[Extracted data entries]
┄┄┄┄┄┄┄┄┄┄
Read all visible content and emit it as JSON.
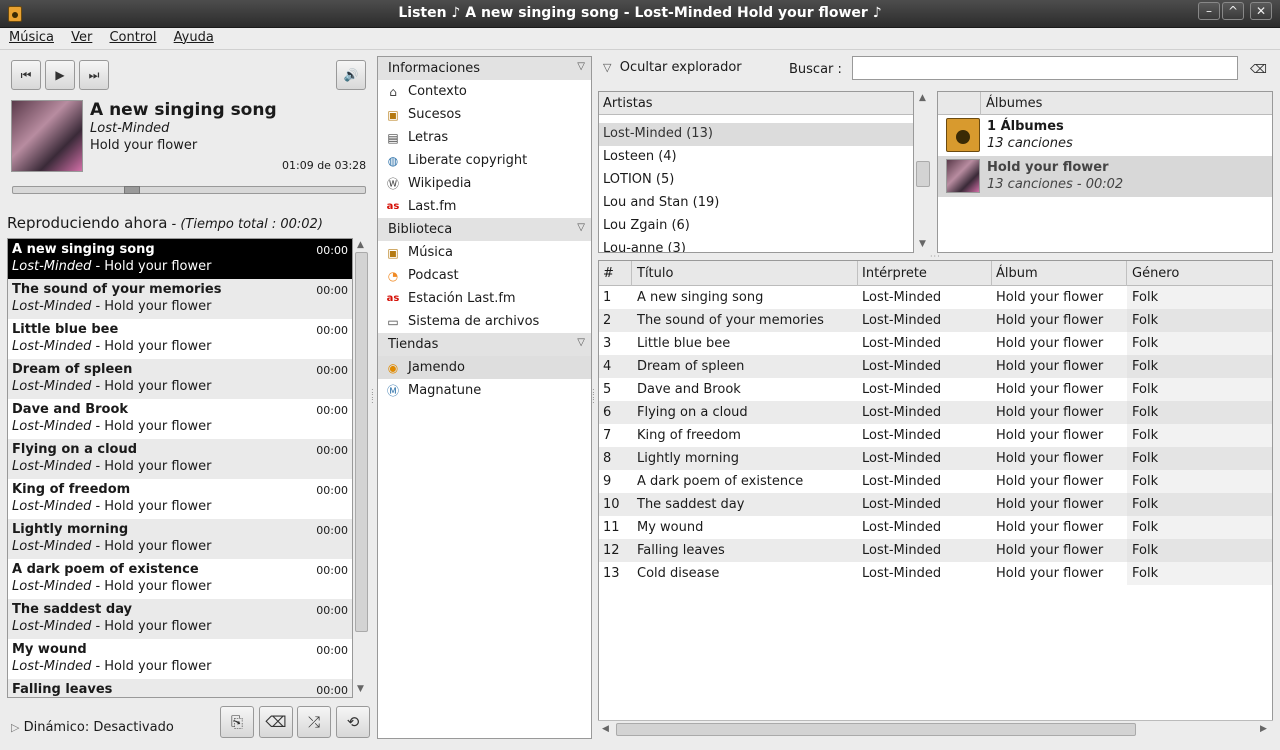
{
  "window": {
    "title": "Listen  ♪ A new singing song  - Lost-Minded Hold your flower ♪"
  },
  "menu": [
    "Música",
    "Ver",
    "Control",
    "Ayuda"
  ],
  "player": {
    "title": "A new singing song",
    "artist": "Lost-Minded",
    "album": "Hold your flower",
    "time": "01:09 de 03:28",
    "progress": 0.33
  },
  "now_playing": {
    "heading": "Reproduciendo ahora",
    "total": " - (Tiempo total : 00:02)",
    "rows": [
      {
        "title": "A new singing song",
        "artist": "Lost-Minded",
        "album": " - Hold your flower",
        "dur": "00:00"
      },
      {
        "title": "The sound of your memories",
        "artist": "Lost-Minded",
        "album": " - Hold your flower",
        "dur": "00:00"
      },
      {
        "title": "Little blue bee",
        "artist": "Lost-Minded",
        "album": " - Hold your flower",
        "dur": "00:00"
      },
      {
        "title": "Dream of spleen",
        "artist": "Lost-Minded",
        "album": " - Hold your flower",
        "dur": "00:00"
      },
      {
        "title": "Dave and Brook",
        "artist": "Lost-Minded",
        "album": " - Hold your flower",
        "dur": "00:00"
      },
      {
        "title": "Flying on a cloud",
        "artist": "Lost-Minded",
        "album": " - Hold your flower",
        "dur": "00:00"
      },
      {
        "title": "King of freedom",
        "artist": "Lost-Minded",
        "album": " - Hold your flower",
        "dur": "00:00"
      },
      {
        "title": "Lightly morning",
        "artist": "Lost-Minded",
        "album": " - Hold your flower",
        "dur": "00:00"
      },
      {
        "title": "A dark poem of existence",
        "artist": "Lost-Minded",
        "album": " - Hold your flower",
        "dur": "00:00"
      },
      {
        "title": "The saddest day",
        "artist": "Lost-Minded",
        "album": " - Hold your flower",
        "dur": "00:00"
      },
      {
        "title": "My wound",
        "artist": "Lost-Minded",
        "album": " - Hold your flower",
        "dur": "00:00"
      },
      {
        "title": "Falling leaves",
        "artist": "",
        "album": "",
        "dur": "00:00"
      }
    ],
    "dynamic": "Dinámico: Desactivado"
  },
  "sidebar": {
    "sections": [
      {
        "label": "Informaciones",
        "items": [
          {
            "label": "Contexto",
            "icon": "home-icon"
          },
          {
            "label": "Sucesos",
            "icon": "speaker-icon"
          },
          {
            "label": "Letras",
            "icon": "document-icon"
          },
          {
            "label": "Liberate copyright",
            "icon": "globe-icon"
          },
          {
            "label": "Wikipedia",
            "icon": "wikipedia-icon"
          },
          {
            "label": "Last.fm",
            "icon": "lastfm-icon"
          }
        ]
      },
      {
        "label": "Biblioteca",
        "items": [
          {
            "label": "Música",
            "icon": "speaker-icon"
          },
          {
            "label": "Podcast",
            "icon": "rss-icon"
          },
          {
            "label": "Estación Last.fm",
            "icon": "lastfm-icon"
          },
          {
            "label": "Sistema de archivos",
            "icon": "drive-icon"
          }
        ]
      },
      {
        "label": "Tiendas",
        "items": [
          {
            "label": "Jamendo",
            "icon": "jamendo-icon"
          },
          {
            "label": "Magnatune",
            "icon": "magnatune-icon"
          }
        ]
      }
    ]
  },
  "explorer": {
    "toggle": "Ocultar explorador",
    "search_label": "Buscar :",
    "search_value": "",
    "artists_header": "Artistas",
    "artists": [
      "Lost-Minded (13)",
      "Losteen (4)",
      "LOTION (5)",
      "Lou and Stan (19)",
      "Lou Zgain (6)",
      "Lou-anne (3)"
    ],
    "albums_header": "Álbumes",
    "albums": [
      {
        "title": "1 Álbumes",
        "sub": "13 canciones"
      },
      {
        "title": "Hold your flower",
        "sub": "13 canciones - 00:02"
      }
    ]
  },
  "tracks": {
    "headers": [
      "#",
      "Título",
      "Intérprete",
      "Álbum",
      "Género"
    ],
    "rows": [
      [
        "1",
        "A new singing song",
        "Lost-Minded",
        "Hold your flower",
        "Folk"
      ],
      [
        "2",
        "The sound of your memories",
        "Lost-Minded",
        "Hold your flower",
        "Folk"
      ],
      [
        "3",
        "Little blue bee",
        "Lost-Minded",
        "Hold your flower",
        "Folk"
      ],
      [
        "4",
        "Dream of spleen",
        "Lost-Minded",
        "Hold your flower",
        "Folk"
      ],
      [
        "5",
        "Dave and Brook",
        "Lost-Minded",
        "Hold your flower",
        "Folk"
      ],
      [
        "6",
        "Flying on a cloud",
        "Lost-Minded",
        "Hold your flower",
        "Folk"
      ],
      [
        "7",
        "King of freedom",
        "Lost-Minded",
        "Hold your flower",
        "Folk"
      ],
      [
        "8",
        "Lightly morning",
        "Lost-Minded",
        "Hold your flower",
        "Folk"
      ],
      [
        "9",
        "A dark poem of existence",
        "Lost-Minded",
        "Hold your flower",
        "Folk"
      ],
      [
        "10",
        "The saddest day",
        "Lost-Minded",
        "Hold your flower",
        "Folk"
      ],
      [
        "11",
        "My wound",
        "Lost-Minded",
        "Hold your flower",
        "Folk"
      ],
      [
        "12",
        "Falling leaves",
        "Lost-Minded",
        "Hold your flower",
        "Folk"
      ],
      [
        "13",
        "Cold disease",
        "Lost-Minded",
        "Hold your flower",
        "Folk"
      ]
    ]
  }
}
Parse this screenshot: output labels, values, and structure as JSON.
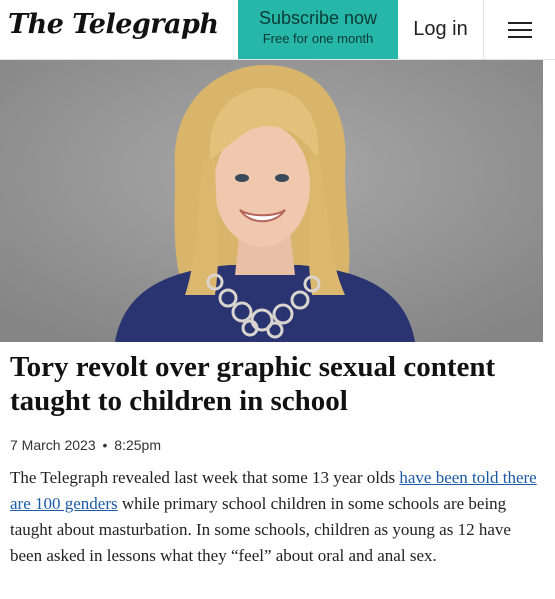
{
  "header": {
    "logo": "The Telegraph",
    "subscribe_label": "Subscribe now",
    "subscribe_sub": "Free for one month",
    "login_label": "Log in",
    "menu_icon": "hamburger-icon"
  },
  "colors": {
    "subscribe_bg": "#26b7a8",
    "link": "#1b5aa6"
  },
  "article": {
    "headline": "Tory revolt over graphic sexual content taught to children in school",
    "date": "7 March 2023",
    "separator": "•",
    "time": "8:25pm",
    "body_intro": "The Telegraph revealed last week that some 13 year olds ",
    "body_link": "have been told there are 100 genders",
    "body_rest": " while primary school children in some schools are being taught about masturbation. In some schools, children as young as 12 have been asked in lessons what they “feel” about oral and anal sex."
  }
}
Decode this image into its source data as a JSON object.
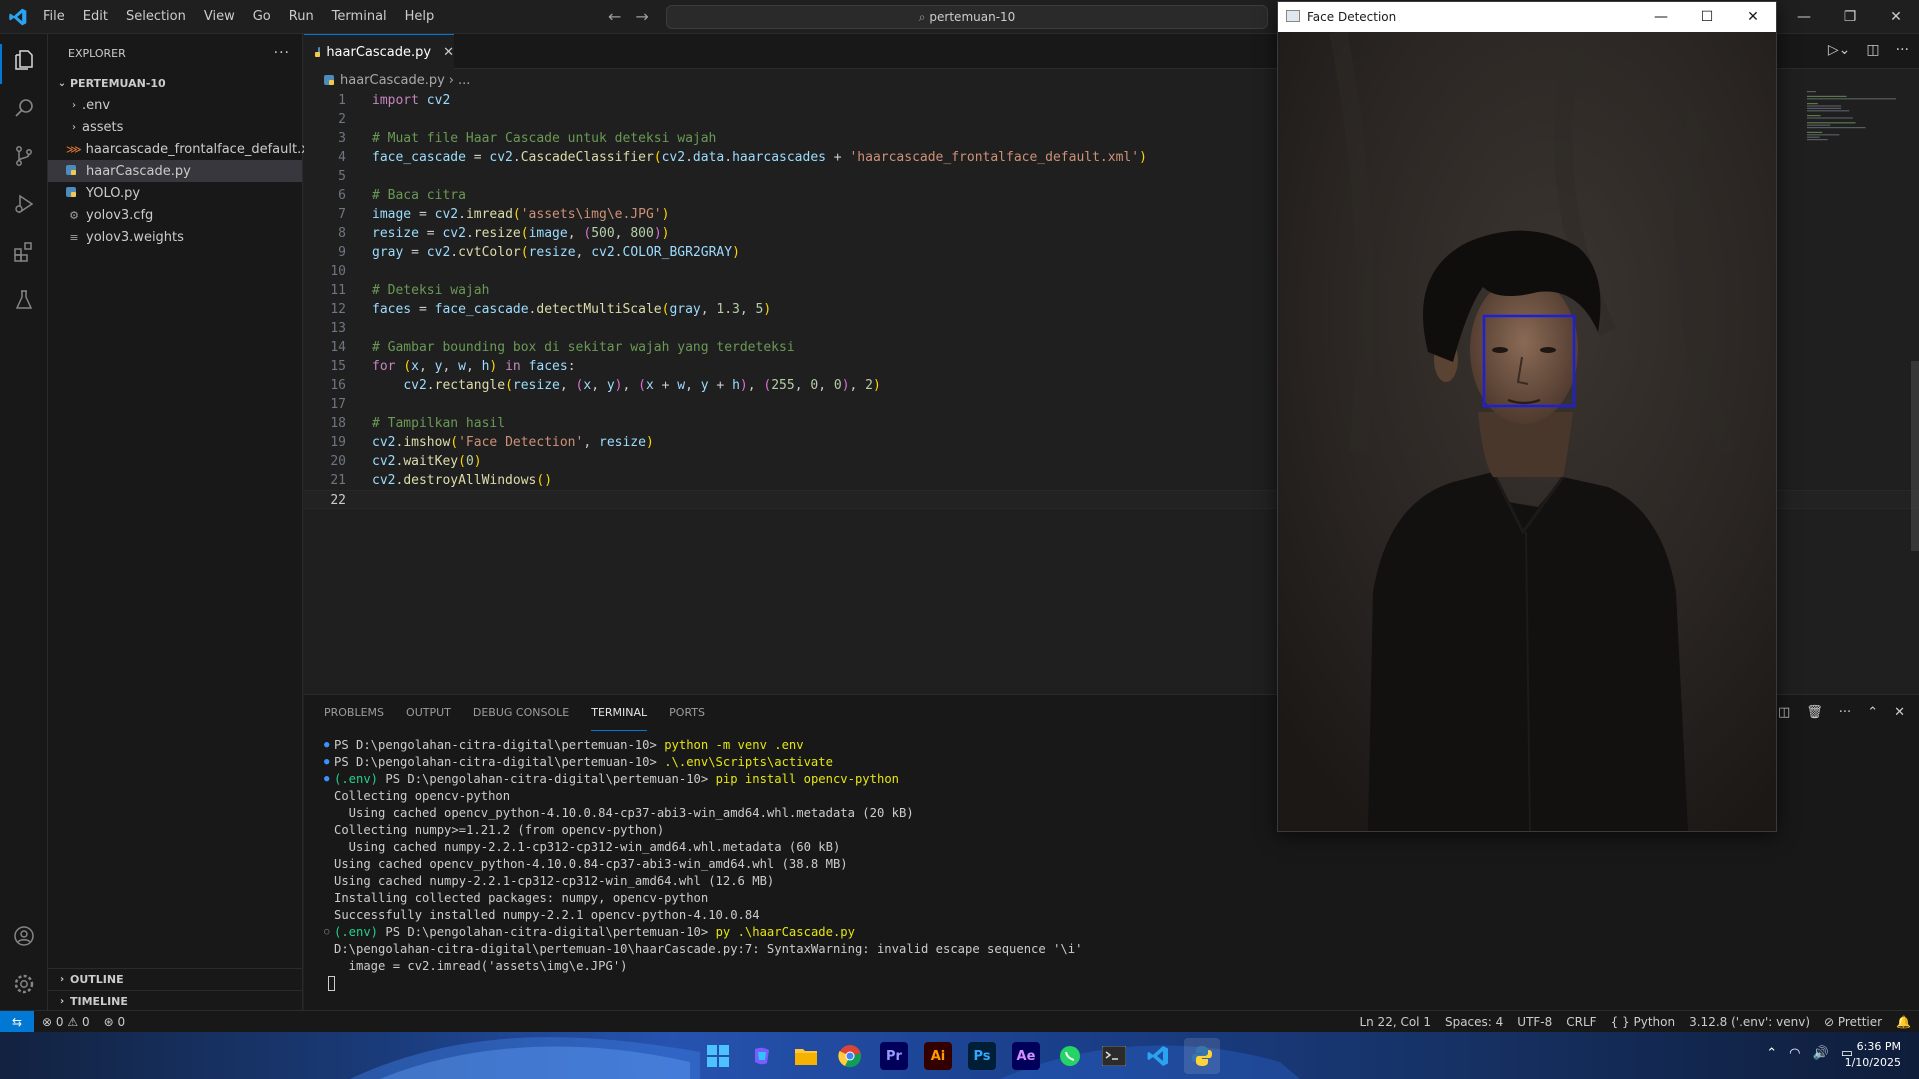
{
  "titlebar": {
    "menu": [
      "File",
      "Edit",
      "Selection",
      "View",
      "Go",
      "Run",
      "Terminal",
      "Help"
    ],
    "search": "pertemuan-10"
  },
  "sidebar": {
    "header": "EXPLORER",
    "folder": "PERTEMUAN-10",
    "items": [
      {
        "label": ".env",
        "kind": "folder"
      },
      {
        "label": "assets",
        "kind": "folder"
      },
      {
        "label": "haarcascade_frontalface_default.xml",
        "kind": "xml"
      },
      {
        "label": "haarCascade.py",
        "kind": "python"
      },
      {
        "label": "YOLO.py",
        "kind": "python"
      },
      {
        "label": "yolov3.cfg",
        "kind": "config"
      },
      {
        "label": "yolov3.weights",
        "kind": "file"
      }
    ],
    "outline": "OUTLINE",
    "timeline": "TIMELINE"
  },
  "editor": {
    "tab": "haarCascade.py",
    "breadcrumb_file": "haarCascade.py",
    "breadcrumb_rest": "...",
    "current_line": 22
  },
  "code_lines": [
    "import cv2",
    "",
    "# Muat file Haar Cascade untuk deteksi wajah",
    "face_cascade = cv2.CascadeClassifier(cv2.data.haarcascades + 'haarcascade_frontalface_default.xml')",
    "",
    "# Baca citra",
    "image = cv2.imread('assets\\img\\e.JPG')",
    "resize = cv2.resize(image, (500, 800))",
    "gray = cv2.cvtColor(resize, cv2.COLOR_BGR2GRAY)",
    "",
    "# Deteksi wajah",
    "faces = face_cascade.detectMultiScale(gray, 1.3, 5)",
    "",
    "# Gambar bounding box di sekitar wajah yang terdeteksi",
    "for (x, y, w, h) in faces:",
    "    cv2.rectangle(resize, (x, y), (x + w, y + h), (255, 0, 0), 2)",
    "",
    "# Tampilkan hasil",
    "cv2.imshow('Face Detection', resize)",
    "cv2.waitKey(0)",
    "cv2.destroyAllWindows()",
    ""
  ],
  "panel": {
    "tabs": [
      "PROBLEMS",
      "OUTPUT",
      "DEBUG CONSOLE",
      "TERMINAL",
      "PORTS"
    ],
    "active_tab": "TERMINAL"
  },
  "terminal": [
    {
      "dot": "filled",
      "prefix": "",
      "prompt": "PS D:\\pengolahan-citra-digital\\pertemuan-10> ",
      "cmd": "python -m venv .env",
      "text": ""
    },
    {
      "dot": "filled",
      "prefix": "",
      "prompt": "PS D:\\pengolahan-citra-digital\\pertemuan-10> ",
      "cmd": ".\\.env\\Scripts\\activate",
      "text": ""
    },
    {
      "dot": "filled",
      "prefix": "(.env) ",
      "prompt": "PS D:\\pengolahan-citra-digital\\pertemuan-10> ",
      "cmd": "pip install opencv-python",
      "text": ""
    },
    {
      "dot": "",
      "prefix": "",
      "prompt": "",
      "cmd": "",
      "text": "Collecting opencv-python"
    },
    {
      "dot": "",
      "prefix": "",
      "prompt": "",
      "cmd": "",
      "text": "  Using cached opencv_python-4.10.0.84-cp37-abi3-win_amd64.whl.metadata (20 kB)"
    },
    {
      "dot": "",
      "prefix": "",
      "prompt": "",
      "cmd": "",
      "text": "Collecting numpy>=1.21.2 (from opencv-python)"
    },
    {
      "dot": "",
      "prefix": "",
      "prompt": "",
      "cmd": "",
      "text": "  Using cached numpy-2.2.1-cp312-cp312-win_amd64.whl.metadata (60 kB)"
    },
    {
      "dot": "",
      "prefix": "",
      "prompt": "",
      "cmd": "",
      "text": "Using cached opencv_python-4.10.0.84-cp37-abi3-win_amd64.whl (38.8 MB)"
    },
    {
      "dot": "",
      "prefix": "",
      "prompt": "",
      "cmd": "",
      "text": "Using cached numpy-2.2.1-cp312-cp312-win_amd64.whl (12.6 MB)"
    },
    {
      "dot": "",
      "prefix": "",
      "prompt": "",
      "cmd": "",
      "text": "Installing collected packages: numpy, opencv-python"
    },
    {
      "dot": "",
      "prefix": "",
      "prompt": "",
      "cmd": "",
      "text": "Successfully installed numpy-2.2.1 opencv-python-4.10.0.84"
    },
    {
      "dot": "hollow",
      "prefix": "(.env) ",
      "prompt": "PS D:\\pengolahan-citra-digital\\pertemuan-10> ",
      "cmd": "py .\\haarCascade.py",
      "text": ""
    },
    {
      "dot": "",
      "prefix": "",
      "prompt": "",
      "cmd": "",
      "text": "D:\\pengolahan-citra-digital\\pertemuan-10\\haarCascade.py:7: SyntaxWarning: invalid escape sequence '\\i'"
    },
    {
      "dot": "",
      "prefix": "",
      "prompt": "",
      "cmd": "",
      "text": "  image = cv2.imread('assets\\img\\e.JPG')"
    }
  ],
  "statusbar": {
    "errors": "0",
    "warnings": "0",
    "ports": "0",
    "position": "Ln 22, Col 1",
    "spaces": "Spaces: 4",
    "encoding": "UTF-8",
    "eol": "CRLF",
    "language": "Python",
    "interpreter": "3.12.8 ('.env': venv)",
    "formatter": "Prettier"
  },
  "taskbar": {
    "apps": [
      {
        "name": "windows-start",
        "label": ""
      },
      {
        "name": "copilot",
        "label": ""
      },
      {
        "name": "file-explorer",
        "label": ""
      },
      {
        "name": "chrome",
        "label": ""
      },
      {
        "name": "premiere-pro",
        "label": "Pr"
      },
      {
        "name": "illustrator",
        "label": "Ai"
      },
      {
        "name": "photoshop",
        "label": "Ps"
      },
      {
        "name": "after-effects",
        "label": "Ae"
      },
      {
        "name": "whatsapp",
        "label": ""
      },
      {
        "name": "terminal",
        "label": ""
      },
      {
        "name": "vscode",
        "label": ""
      },
      {
        "name": "python",
        "label": ""
      }
    ],
    "time": "6:36 PM",
    "date": "1/10/2025"
  },
  "face_window": {
    "title": "Face Detection",
    "bbox_color": "#1f1fd8"
  },
  "colors": {
    "accent": "#0078d4",
    "editor_bg": "#1f1f1f",
    "sidebar_bg": "#181818"
  }
}
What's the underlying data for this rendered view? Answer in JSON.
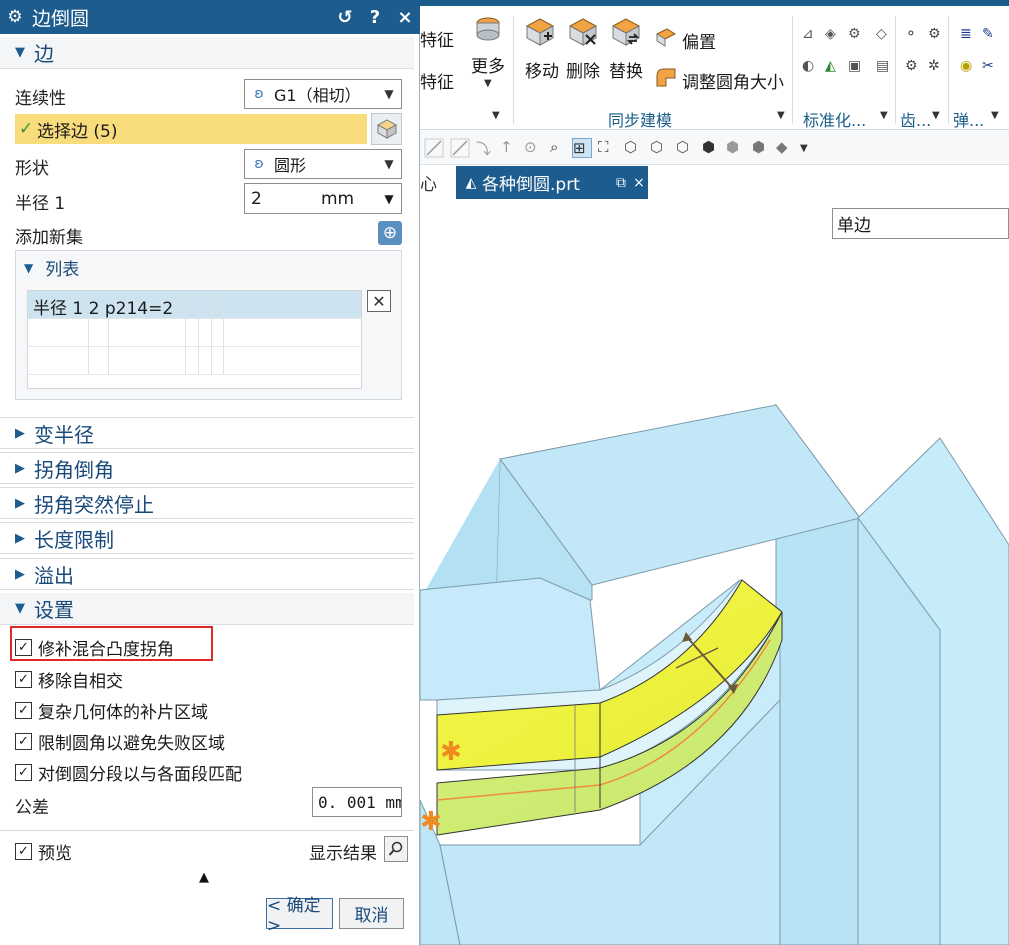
┄┄┄┄┄┄┄┄┄┄
What needs to be done:
From the data above, copy out every line with the string "dark" in it.

Worked answer:
        "title": "A dark poem of existence",
        "A dark poem of existence",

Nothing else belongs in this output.